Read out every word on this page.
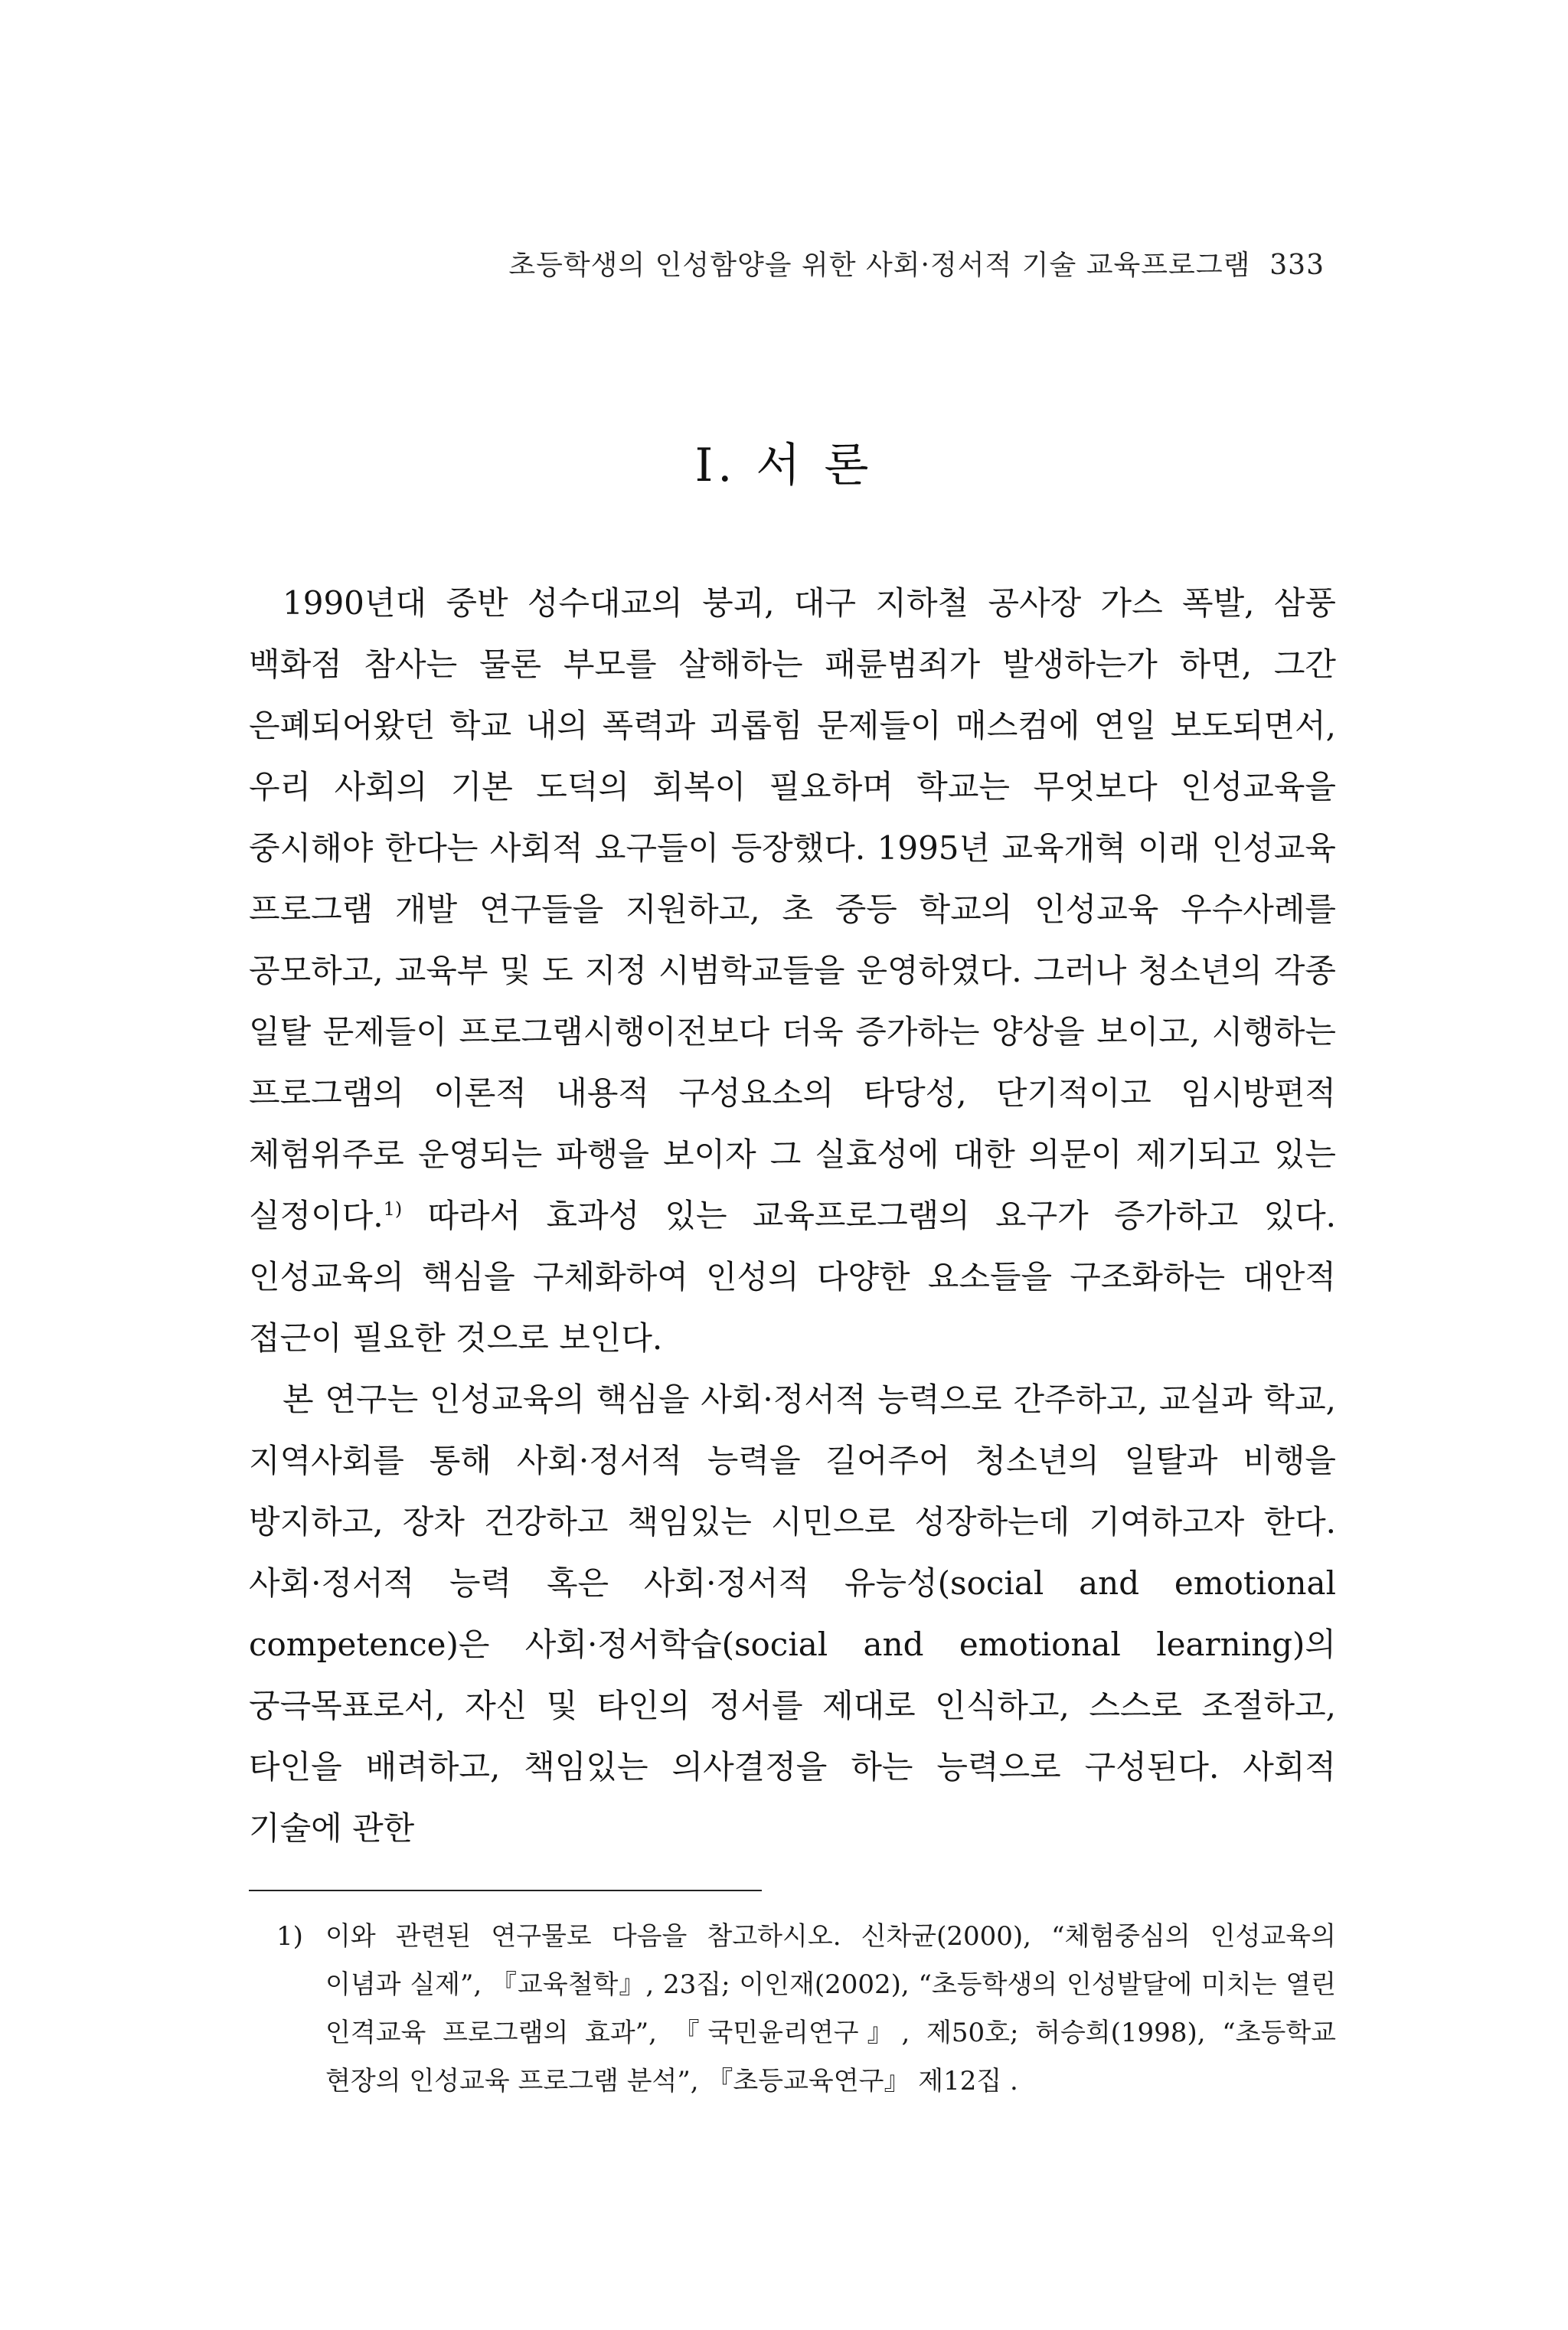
초등학생의 인성함양을 위한 사회·정서적 기술 교육프로그램 333
Ⅰ. 서 론

1990년대 중반 성수대교의 붕괴, 대구 지하철 공사장 가스 폭발, 삼풍 백화점 참사는 물론 부모를 살해하는 패륜범죄가 발생하는가 하면, 그간 은폐되어왔던 학교 내의 폭력과 괴롭힘 문제들이 매스컴에 연일 보도되면서, 우리 사회의 기본 도덕의 회복이 필요하며 학교는 무엇보다 인성교육을 중시해야 한다는 사회적 요구들이 등장했다. 1995년 교육개혁 이래 인성교육 프로그램 개발 연구들을 지원하고, 초 중등 학교의 인성교육 우수사례를 공모하고, 교육부 및 도 지정 시범학교들을 운영하였다. 그러나 청소년의 각종 일탈 문제들이 프로그램시행이전보다 더욱 증가하는 양상을 보이고, 시행하는 프로그램의 이론적 내용적 구성요소의 타당성, 단기적이고 임시방편적 체험위주로 운영되는 파행을 보이자 그 실효성에 대한 의문이 제기되고 있는 실정이다.$^{1)}$ 따라서 효과성 있는 교육프로그램의 요구가 증가하고 있다. 인성교육의 핵심을 구체화하여 인성의 다양한 요소들을 구조화하는 대안적 접근이 필요한 것으로 보인다.

본 연구는 인성교육의 핵심을 사회·정서적 능력으로 간주하고, 교실과 학교, 지역사회를 통해 사회·정서적 능력을 길어주어 청소년의 일탈과 비행을 방지하고, 장차 건강하고 책임있는 시민으로 성장하는데 기여하고자 한다. 사회·정서적 능력 혹은 사회·정서적 유능성(social and emotional competence)은 사회·정서학습(social and emotional learning)의 궁극목표로서, 자신 및 타인의 정서를 제대로 인식하고, 스스로 조절하고, 타인을 배려하고, 책임있는 의사결정을 하는 능력으로 구성된다. 사회적 기술에 관한

1) 이와 관련된 연구물로 다음을 참고하시오. 신차균(2000), “체험중심의 인성교육의 이념과 실제”, 『교육철학』, 23집; 이인재(2002), “초등학생의 인성발달에 미치는 열린 인격교육 프로그램의 효과”, 『국민윤리연구』, 제50호; 허승희(1998), “초등학교 현장의 인성교육 프로그램 분석”, 『초등교육연구』 제12집 .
★ ★ ★
#### Given problem
Reproduce the records verbatim, omitting all images they contain.

#### Response below
Read out every word on this page.
초등학생의 인성함양을 위한 사회·정서적 기술 교육프로그램 333
Ⅰ. 서 론

1990년대 중반 성수대교의 붕괴, 대구 지하철 공사장 가스 폭발, 삼풍 백화점 참사는 물론 부모를 살해하는 패륜범죄가 발생하는가 하면, 그간 은폐되어왔던 학교 내의 폭력과 괴롭힘 문제들이 매스컴에 연일 보도되면서, 우리 사회의 기본 도덕의 회복이 필요하며 학교는 무엇보다 인성교육을 중시해야 한다는 사회적 요구들이 등장했다. 1995년 교육개혁 이래 인성교육 프로그램 개발 연구들을 지원하고, 초 중등 학교의 인성교육 우수사례를 공모하고, 교육부 및 도 지정 시범학교들을 운영하였다. 그러나 청소년의 각종 일탈 문제들이 프로그램시행이전보다 더욱 증가하는 양상을 보이고, 시행하는 프로그램의 이론적 내용적 구성요소의 타당성, 단기적이고 임시방편적 체험위주로 운영되는 파행을 보이자 그 실효성에 대한 의문이 제기되고 있는 실정이다.$^{1)}$ 따라서 효과성 있는 교육프로그램의 요구가 증가하고 있다. 인성교육의 핵심을 구체화하여 인성의 다양한 요소들을 구조화하는 대안적 접근이 필요한 것으로 보인다.

본 연구는 인성교육의 핵심을 사회·정서적 능력으로 간주하고, 교실과 학교, 지역사회를 통해 사회·정서적 능력을 길어주어 청소년의 일탈과 비행을 방지하고, 장차 건강하고 책임있는 시민으로 성장하는데 기여하고자 한다. 사회·정서적 능력 혹은 사회·정서적 유능성(social and emotional competence)은 사회·정서학습(social and emotional learning)의 궁극목표로서, 자신 및 타인의 정서를 제대로 인식하고, 스스로 조절하고, 타인을 배려하고, 책임있는 의사결정을 하는 능력으로 구성된다. 사회적 기술에 관한

1) 이와 관련된 연구물로 다음을 참고하시오. 신차균(2000), “체험중심의 인성교육의 이념과 실제”, 『교육철학』, 23집; 이인재(2002), “초등학생의 인성발달에 미치는 열린 인격교육 프로그램의 효과”, 『국민윤리연구』, 제50호; 허승희(1998), “초등학교 현장의 인성교육 프로그램 분석”, 『초등교육연구』 제12집 .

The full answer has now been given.